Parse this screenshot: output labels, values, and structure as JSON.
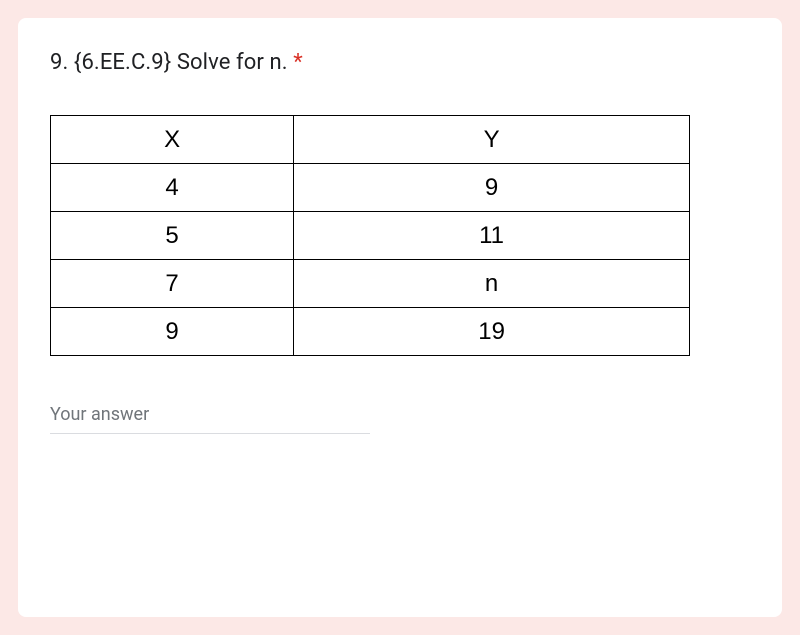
{
  "question": {
    "title": "9. {6.EE.C.9} Solve for n.",
    "required_marker": "*"
  },
  "table": {
    "type": "table",
    "columns": [
      "X",
      "Y"
    ],
    "rows": [
      [
        "4",
        "9"
      ],
      [
        "5",
        "11"
      ],
      [
        "7",
        "n"
      ],
      [
        "9",
        "19"
      ]
    ],
    "border_color": "#000000",
    "background_color": "#ffffff",
    "font_color": "#000000",
    "header_fontsize": 24,
    "cell_fontsize": 24
  },
  "answer": {
    "placeholder": "Your answer",
    "value": ""
  },
  "colors": {
    "page_bg": "#fce8e6",
    "card_bg": "#ffffff",
    "required": "#d93025",
    "text_primary": "#202124",
    "placeholder": "#70757a",
    "input_underline": "#dadce0"
  }
}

# DIRECTION
Repeat the data above exactly, but not the pictures.

# RESPONSE TO THIS EXERCISE
Parse this screenshot: output labels, values, and structure as JSON.
{
  "question": {
    "title": "9. {6.EE.C.9} Solve for n.",
    "required_marker": "*"
  },
  "table": {
    "type": "table",
    "columns": [
      "X",
      "Y"
    ],
    "rows": [
      [
        "4",
        "9"
      ],
      [
        "5",
        "11"
      ],
      [
        "7",
        "n"
      ],
      [
        "9",
        "19"
      ]
    ],
    "border_color": "#000000",
    "background_color": "#ffffff",
    "font_color": "#000000",
    "header_fontsize": 24,
    "cell_fontsize": 24
  },
  "answer": {
    "placeholder": "Your answer",
    "value": ""
  },
  "colors": {
    "page_bg": "#fce8e6",
    "card_bg": "#ffffff",
    "required": "#d93025",
    "text_primary": "#202124",
    "placeholder": "#70757a",
    "input_underline": "#dadce0"
  }
}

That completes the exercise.